::: The input :::

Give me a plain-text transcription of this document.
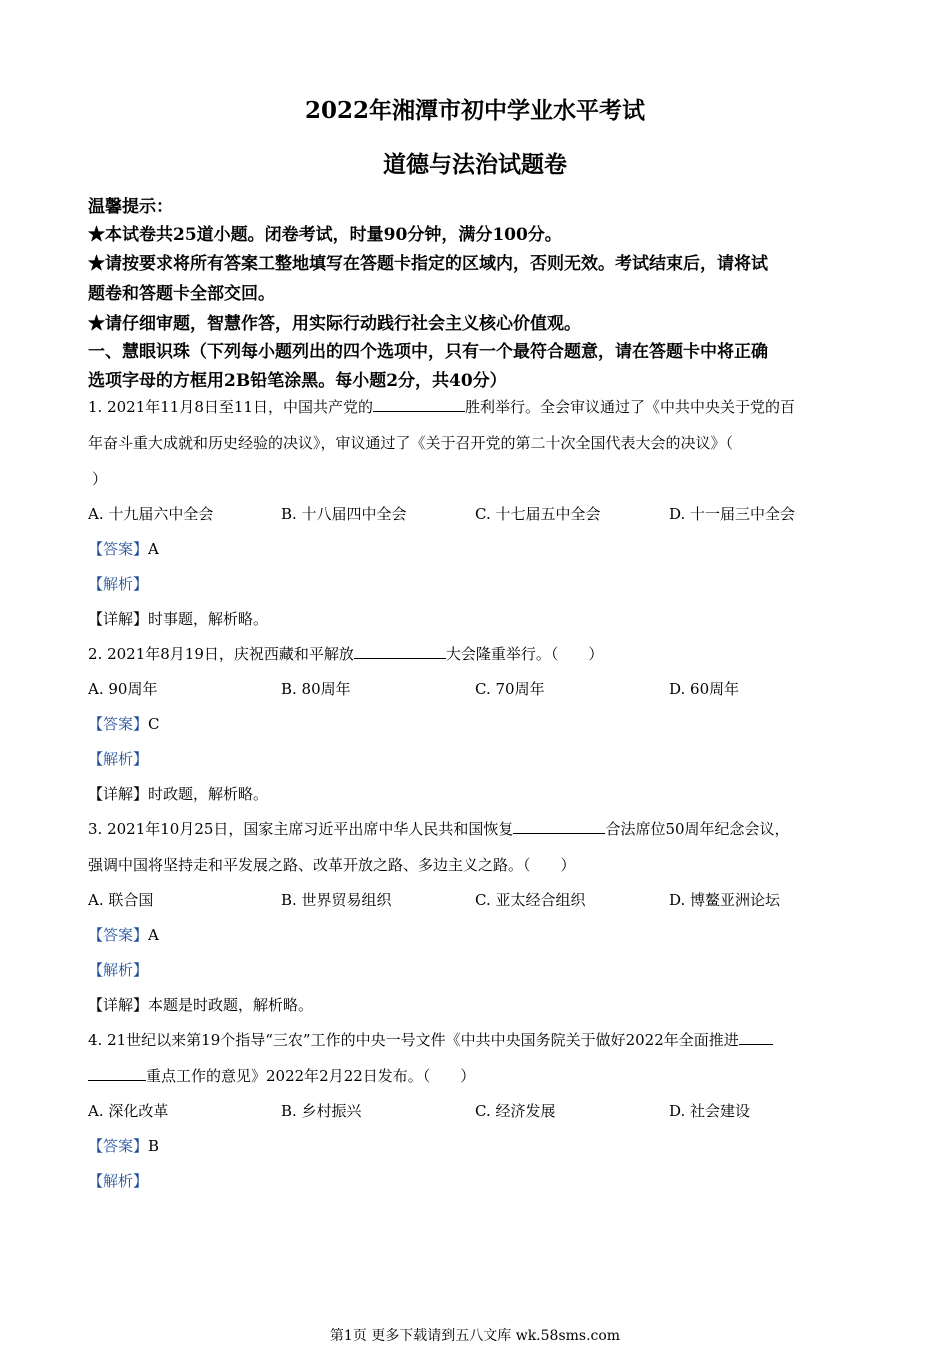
2022年湘潭市初中学业水平考试
道德与法治试题卷
温馨提示：
★本试卷共25道小题。闭卷考试，时量90分钟，满分100分。
★请按要求将所有答案工整地填写在答题卡指定的区域内，否则无效。考试结束后，请将试
题卷和答题卡全部交回。
★请仔细审题，智慧作答，用实际行动践行社会主义核心价值观。
一、慧眼识珠（下列每小题列出的四个选项中，只有一个最符合题意，请在答题卡中将正确
选项字母的方框用2B铅笔涂黑。每小题2分，共40分）
1. 2021年11月8日至11日，中国共产党的	胜利举行。全会审议通过了《中共中央关于党的百
年奋斗重大成就和历史经验的决议》，审议通过了《关于召开党的第二十次全国代表大会的决议》（
）
A. 十九届六中全会	B. 十八届四中全会	C. 十七届五中全会	D. 十一届三中全会
【答案】A
【解析】
【详解】时事题，解析略。
2. 2021年8月19日，庆祝西藏和平解放	大会隆重举行。（　　）
A. 90周年	B. 80周年	C. 70周年	D. 60周年
【答案】C
【解析】
【详解】时政题，解析略。
3. 2021年10月25日，国家主席习近平出席中华人民共和国恢复	合法席位50周年纪念会议，
强调中国将坚持走和平发展之路、改革开放之路、多边主义之路。（　　）
A. 联合国	B. 世界贸易组织	C. 亚太经合组织	D. 博鳌亚洲论坛
【答案】A
【解析】
【详解】本题是时政题，解析略。
4. 21世纪以来第19个指导“三农”工作的中央一号文件《中共中央国务院关于做好2022年全面推进
重点工作的意见》2022年2月22日发布。（　　）
A. 深化改革	B. 乡村振兴	C. 经济发展	D. 社会建设
【答案】B
【解析】
第1页 更多下载请到五八文库 wk.58sms.com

:::

> **Written problem**: Repeat all the records above exactly, leaving out any pictures.

> **Task response**:
Give me a plain-text transcription of this document.
2022年湘潭市初中学业水平考试
道德与法治试题卷
温馨提示：
★本试卷共25道小题。闭卷考试，时量90分钟，满分100分。
★请按要求将所有答案工整地填写在答题卡指定的区域内，否则无效。考试结束后，请将试
题卷和答题卡全部交回。
★请仔细审题，智慧作答，用实际行动践行社会主义核心价值观。
一、慧眼识珠（下列每小题列出的四个选项中，只有一个最符合题意，请在答题卡中将正确
选项字母的方框用2B铅笔涂黑。每小题2分，共40分）
1. 2021年11月8日至11日，中国共产党的	胜利举行。全会审议通过了《中共中央关于党的百
年奋斗重大成就和历史经验的决议》，审议通过了《关于召开党的第二十次全国代表大会的决议》（
）
A. 十九届六中全会	B. 十八届四中全会	C. 十七届五中全会	D. 十一届三中全会
【答案】A
【解析】
【详解】时事题，解析略。
2. 2021年8月19日，庆祝西藏和平解放	大会隆重举行。（　　）
A. 90周年	B. 80周年	C. 70周年	D. 60周年
【答案】C
【解析】
【详解】时政题，解析略。
3. 2021年10月25日，国家主席习近平出席中华人民共和国恢复	合法席位50周年纪念会议，
强调中国将坚持走和平发展之路、改革开放之路、多边主义之路。（　　）
A. 联合国	B. 世界贸易组织	C. 亚太经合组织	D. 博鳌亚洲论坛
【答案】A
【解析】
【详解】本题是时政题，解析略。
4. 21世纪以来第19个指导“三农”工作的中央一号文件《中共中央国务院关于做好2022年全面推进
重点工作的意见》2022年2月22日发布。（　　）
A. 深化改革	B. 乡村振兴	C. 经济发展	D. 社会建设
【答案】B
【解析】
第1页 更多下载请到五八文库 wk.58sms.com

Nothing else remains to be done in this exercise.